## Brief
Examine the material below. Gather every line in which the string "support" appears.
** start of Data **
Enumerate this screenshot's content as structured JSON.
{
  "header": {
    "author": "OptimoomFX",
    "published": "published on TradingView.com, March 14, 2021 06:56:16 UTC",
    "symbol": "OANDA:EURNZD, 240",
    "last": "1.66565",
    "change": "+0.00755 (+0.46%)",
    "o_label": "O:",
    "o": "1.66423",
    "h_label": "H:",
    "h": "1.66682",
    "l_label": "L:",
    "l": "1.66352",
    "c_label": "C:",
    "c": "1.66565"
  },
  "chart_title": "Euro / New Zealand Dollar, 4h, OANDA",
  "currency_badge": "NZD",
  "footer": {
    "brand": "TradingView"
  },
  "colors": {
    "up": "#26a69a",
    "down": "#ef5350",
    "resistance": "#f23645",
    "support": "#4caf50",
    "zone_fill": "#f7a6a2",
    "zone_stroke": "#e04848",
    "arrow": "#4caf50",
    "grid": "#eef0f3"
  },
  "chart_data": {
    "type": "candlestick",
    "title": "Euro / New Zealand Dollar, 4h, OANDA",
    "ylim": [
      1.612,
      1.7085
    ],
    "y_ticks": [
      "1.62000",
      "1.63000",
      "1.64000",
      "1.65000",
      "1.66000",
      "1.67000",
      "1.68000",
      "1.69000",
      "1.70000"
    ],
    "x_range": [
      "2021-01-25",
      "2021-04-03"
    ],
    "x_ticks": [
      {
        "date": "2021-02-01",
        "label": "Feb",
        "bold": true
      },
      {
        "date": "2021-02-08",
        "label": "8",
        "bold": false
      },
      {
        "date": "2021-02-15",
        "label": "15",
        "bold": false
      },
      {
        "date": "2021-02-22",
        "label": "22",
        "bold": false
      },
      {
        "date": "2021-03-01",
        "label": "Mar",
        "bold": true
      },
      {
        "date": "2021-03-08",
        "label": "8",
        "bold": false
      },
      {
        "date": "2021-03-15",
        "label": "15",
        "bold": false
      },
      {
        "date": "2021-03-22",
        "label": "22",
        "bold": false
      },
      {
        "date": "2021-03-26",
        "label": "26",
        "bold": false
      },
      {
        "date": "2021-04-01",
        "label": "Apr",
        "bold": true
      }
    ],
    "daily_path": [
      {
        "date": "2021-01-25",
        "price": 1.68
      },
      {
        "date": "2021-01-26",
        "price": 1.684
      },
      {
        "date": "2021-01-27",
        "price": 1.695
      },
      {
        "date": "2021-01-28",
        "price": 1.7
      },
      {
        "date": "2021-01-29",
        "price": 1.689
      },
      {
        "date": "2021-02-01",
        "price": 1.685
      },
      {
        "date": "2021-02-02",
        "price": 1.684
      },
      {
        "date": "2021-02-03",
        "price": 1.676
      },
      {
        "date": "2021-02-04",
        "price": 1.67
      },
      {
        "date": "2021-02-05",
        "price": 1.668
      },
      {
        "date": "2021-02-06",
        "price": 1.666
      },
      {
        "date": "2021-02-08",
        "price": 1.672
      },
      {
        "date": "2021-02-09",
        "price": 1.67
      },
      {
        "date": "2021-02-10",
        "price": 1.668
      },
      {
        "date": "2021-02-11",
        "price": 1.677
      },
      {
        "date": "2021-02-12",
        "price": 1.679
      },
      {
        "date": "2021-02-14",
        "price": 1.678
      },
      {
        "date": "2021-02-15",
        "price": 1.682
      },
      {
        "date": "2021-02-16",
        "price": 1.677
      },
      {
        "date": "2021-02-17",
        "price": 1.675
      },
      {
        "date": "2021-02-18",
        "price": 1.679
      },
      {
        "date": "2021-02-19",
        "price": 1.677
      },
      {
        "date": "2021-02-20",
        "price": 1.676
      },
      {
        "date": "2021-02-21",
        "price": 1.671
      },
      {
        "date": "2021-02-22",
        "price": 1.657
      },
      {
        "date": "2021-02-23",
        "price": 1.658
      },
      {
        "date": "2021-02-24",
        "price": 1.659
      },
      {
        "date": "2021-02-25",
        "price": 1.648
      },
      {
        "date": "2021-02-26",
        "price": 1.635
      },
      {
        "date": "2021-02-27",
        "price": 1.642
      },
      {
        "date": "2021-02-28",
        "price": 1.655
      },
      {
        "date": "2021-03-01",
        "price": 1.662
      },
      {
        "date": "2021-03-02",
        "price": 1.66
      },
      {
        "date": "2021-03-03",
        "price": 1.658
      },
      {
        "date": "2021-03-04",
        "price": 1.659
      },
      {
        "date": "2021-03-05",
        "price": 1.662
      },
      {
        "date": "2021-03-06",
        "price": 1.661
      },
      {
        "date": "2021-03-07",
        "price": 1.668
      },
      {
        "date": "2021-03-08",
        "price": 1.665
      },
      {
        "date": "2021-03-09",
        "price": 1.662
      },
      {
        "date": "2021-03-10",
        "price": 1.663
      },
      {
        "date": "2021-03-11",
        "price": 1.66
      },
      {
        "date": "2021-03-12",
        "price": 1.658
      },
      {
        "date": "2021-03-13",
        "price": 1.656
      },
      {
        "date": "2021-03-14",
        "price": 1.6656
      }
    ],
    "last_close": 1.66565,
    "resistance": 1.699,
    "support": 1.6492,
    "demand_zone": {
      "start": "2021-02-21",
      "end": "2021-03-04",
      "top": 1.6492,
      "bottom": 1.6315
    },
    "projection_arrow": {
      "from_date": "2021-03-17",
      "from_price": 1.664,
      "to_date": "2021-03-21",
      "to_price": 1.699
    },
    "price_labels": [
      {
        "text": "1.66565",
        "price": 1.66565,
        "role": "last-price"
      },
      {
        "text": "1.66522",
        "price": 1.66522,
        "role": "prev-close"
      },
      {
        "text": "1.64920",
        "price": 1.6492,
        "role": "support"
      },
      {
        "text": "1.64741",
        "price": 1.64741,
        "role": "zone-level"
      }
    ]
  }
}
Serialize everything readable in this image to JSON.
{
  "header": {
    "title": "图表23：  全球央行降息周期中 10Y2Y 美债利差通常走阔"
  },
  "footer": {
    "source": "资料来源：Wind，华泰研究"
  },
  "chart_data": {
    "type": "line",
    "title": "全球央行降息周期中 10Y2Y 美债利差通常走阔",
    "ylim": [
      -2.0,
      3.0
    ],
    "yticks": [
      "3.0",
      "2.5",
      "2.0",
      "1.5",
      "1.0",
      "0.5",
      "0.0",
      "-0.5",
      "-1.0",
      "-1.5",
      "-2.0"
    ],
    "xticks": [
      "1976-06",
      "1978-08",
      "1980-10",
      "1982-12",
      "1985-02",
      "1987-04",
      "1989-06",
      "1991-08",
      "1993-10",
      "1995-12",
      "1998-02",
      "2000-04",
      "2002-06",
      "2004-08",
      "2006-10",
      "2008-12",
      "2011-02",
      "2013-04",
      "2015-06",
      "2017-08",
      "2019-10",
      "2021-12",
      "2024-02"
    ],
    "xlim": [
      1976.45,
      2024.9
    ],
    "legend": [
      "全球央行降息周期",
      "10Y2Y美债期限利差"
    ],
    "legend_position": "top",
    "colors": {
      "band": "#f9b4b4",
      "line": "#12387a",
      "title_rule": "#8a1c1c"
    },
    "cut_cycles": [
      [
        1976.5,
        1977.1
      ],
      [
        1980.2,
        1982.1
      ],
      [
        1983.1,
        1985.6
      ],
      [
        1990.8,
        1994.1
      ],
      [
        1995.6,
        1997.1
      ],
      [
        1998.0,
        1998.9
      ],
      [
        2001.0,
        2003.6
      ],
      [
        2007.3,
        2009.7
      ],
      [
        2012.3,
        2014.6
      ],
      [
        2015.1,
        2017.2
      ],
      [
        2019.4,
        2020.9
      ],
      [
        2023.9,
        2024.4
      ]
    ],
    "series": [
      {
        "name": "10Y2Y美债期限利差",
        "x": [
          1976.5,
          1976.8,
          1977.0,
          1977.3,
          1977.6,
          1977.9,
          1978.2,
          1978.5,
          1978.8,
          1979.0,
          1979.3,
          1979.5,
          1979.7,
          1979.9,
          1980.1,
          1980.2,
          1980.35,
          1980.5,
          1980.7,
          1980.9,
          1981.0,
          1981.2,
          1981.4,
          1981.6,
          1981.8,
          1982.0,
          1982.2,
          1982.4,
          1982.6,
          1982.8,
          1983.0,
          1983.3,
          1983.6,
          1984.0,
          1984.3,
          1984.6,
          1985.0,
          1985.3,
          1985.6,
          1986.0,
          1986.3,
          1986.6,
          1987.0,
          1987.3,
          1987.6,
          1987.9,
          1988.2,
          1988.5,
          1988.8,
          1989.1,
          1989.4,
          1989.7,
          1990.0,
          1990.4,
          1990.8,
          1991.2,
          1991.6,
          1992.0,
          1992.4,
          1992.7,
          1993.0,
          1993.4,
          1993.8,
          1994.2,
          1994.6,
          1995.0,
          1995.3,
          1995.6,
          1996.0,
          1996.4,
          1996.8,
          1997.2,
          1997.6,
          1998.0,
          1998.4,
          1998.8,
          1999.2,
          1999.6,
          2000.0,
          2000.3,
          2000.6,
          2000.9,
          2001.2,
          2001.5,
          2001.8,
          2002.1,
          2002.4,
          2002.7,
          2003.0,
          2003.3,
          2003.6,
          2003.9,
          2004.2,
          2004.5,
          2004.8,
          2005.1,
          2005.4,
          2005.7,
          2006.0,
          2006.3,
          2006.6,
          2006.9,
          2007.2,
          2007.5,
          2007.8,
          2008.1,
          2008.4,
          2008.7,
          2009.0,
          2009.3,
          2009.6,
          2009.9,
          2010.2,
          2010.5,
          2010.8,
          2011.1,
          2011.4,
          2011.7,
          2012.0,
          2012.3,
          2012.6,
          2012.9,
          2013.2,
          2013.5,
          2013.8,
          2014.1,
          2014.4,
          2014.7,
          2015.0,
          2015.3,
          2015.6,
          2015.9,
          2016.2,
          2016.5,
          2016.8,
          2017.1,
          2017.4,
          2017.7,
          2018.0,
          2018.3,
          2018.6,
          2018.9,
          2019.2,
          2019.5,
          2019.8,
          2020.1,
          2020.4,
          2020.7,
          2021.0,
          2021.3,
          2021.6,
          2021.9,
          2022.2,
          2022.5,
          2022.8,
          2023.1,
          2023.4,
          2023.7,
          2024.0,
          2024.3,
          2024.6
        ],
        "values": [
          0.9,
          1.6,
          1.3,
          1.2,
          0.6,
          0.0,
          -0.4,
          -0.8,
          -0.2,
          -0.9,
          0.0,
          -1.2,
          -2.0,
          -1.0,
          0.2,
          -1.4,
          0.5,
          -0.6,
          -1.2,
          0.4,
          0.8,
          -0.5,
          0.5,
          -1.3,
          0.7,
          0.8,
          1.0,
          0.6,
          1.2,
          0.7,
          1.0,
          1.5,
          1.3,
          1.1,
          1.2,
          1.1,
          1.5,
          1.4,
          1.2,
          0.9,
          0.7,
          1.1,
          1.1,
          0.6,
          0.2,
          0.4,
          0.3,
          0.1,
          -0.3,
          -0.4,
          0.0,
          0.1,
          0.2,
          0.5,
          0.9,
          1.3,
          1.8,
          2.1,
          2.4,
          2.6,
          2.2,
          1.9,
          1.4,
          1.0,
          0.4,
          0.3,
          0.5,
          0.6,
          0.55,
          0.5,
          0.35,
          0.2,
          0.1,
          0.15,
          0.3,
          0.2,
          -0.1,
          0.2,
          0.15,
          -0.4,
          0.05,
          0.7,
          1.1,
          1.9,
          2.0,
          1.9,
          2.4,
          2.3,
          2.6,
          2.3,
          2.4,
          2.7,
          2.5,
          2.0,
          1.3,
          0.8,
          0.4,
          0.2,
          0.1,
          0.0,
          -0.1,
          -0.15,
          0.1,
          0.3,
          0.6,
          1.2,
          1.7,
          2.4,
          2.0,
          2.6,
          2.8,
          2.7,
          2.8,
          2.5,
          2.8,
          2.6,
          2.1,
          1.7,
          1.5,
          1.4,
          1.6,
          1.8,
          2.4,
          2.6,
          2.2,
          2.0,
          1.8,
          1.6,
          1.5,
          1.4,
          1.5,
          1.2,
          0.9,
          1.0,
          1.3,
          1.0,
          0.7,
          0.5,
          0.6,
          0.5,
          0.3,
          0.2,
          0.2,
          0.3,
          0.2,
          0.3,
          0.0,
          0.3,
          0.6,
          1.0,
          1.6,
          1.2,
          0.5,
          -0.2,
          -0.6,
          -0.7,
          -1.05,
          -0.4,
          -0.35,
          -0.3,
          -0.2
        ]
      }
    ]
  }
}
** end of Data **
## Completed task
    "support": "#4caf50",
    "support": 1.6492,
        "role": "support"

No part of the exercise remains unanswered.